# start of Excerpted data

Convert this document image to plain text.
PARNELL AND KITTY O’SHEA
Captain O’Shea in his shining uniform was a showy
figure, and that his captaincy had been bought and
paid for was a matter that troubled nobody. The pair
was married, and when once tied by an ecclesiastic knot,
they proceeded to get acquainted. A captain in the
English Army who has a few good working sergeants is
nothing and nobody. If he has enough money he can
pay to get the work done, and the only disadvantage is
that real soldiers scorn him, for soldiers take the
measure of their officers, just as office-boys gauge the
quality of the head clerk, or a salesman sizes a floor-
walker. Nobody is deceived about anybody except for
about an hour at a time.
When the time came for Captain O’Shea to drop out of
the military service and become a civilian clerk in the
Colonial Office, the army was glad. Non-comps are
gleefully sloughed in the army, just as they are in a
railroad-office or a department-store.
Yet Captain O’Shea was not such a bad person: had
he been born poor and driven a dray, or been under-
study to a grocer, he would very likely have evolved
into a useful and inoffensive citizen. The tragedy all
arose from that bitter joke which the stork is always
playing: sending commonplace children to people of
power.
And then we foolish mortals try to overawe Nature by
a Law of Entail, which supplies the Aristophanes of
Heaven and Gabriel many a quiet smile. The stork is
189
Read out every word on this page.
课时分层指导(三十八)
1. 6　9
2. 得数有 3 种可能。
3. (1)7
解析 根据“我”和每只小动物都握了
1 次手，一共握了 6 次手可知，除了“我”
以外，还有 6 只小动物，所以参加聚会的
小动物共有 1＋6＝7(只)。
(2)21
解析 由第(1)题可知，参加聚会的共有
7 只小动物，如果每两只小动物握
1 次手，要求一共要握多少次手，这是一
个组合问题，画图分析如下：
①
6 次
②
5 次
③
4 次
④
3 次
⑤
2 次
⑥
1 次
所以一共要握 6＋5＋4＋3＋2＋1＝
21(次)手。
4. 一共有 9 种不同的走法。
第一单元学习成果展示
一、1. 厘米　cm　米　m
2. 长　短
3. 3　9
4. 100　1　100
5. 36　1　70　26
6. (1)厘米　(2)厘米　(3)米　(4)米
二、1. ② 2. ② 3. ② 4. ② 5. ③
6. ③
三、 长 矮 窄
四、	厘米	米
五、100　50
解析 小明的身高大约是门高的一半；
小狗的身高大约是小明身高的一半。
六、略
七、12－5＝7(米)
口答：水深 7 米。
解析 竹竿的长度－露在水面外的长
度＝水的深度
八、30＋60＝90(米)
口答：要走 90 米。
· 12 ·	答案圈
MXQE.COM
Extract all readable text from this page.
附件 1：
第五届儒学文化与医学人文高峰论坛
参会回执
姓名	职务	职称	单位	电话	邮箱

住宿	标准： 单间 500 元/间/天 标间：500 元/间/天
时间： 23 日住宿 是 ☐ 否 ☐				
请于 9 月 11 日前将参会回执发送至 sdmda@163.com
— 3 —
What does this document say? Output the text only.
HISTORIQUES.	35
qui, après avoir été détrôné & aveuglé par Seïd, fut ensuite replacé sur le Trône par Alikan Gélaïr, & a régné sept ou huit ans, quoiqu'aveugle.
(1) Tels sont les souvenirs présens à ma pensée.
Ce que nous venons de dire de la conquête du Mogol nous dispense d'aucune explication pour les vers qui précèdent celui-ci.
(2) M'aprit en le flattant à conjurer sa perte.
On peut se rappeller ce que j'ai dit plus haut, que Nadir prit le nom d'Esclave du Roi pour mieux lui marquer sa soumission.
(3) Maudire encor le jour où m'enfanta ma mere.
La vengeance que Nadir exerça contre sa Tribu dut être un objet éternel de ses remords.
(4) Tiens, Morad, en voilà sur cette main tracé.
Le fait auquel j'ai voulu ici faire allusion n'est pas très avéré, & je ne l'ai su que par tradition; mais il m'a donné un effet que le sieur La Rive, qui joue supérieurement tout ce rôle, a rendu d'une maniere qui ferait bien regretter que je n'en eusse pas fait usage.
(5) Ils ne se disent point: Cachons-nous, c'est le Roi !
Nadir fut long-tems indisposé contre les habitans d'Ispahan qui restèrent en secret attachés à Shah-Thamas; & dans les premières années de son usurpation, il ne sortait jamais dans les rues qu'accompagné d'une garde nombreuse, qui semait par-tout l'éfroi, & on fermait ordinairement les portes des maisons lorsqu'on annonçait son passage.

# end of Excerpted data

* _What to produce_: Gather all lines from the records above in which "stork" appears.

* _Correct response_:
arose from that bitter joke which the stork is always
Heaven and Gabriel many a quiet smile. The stork is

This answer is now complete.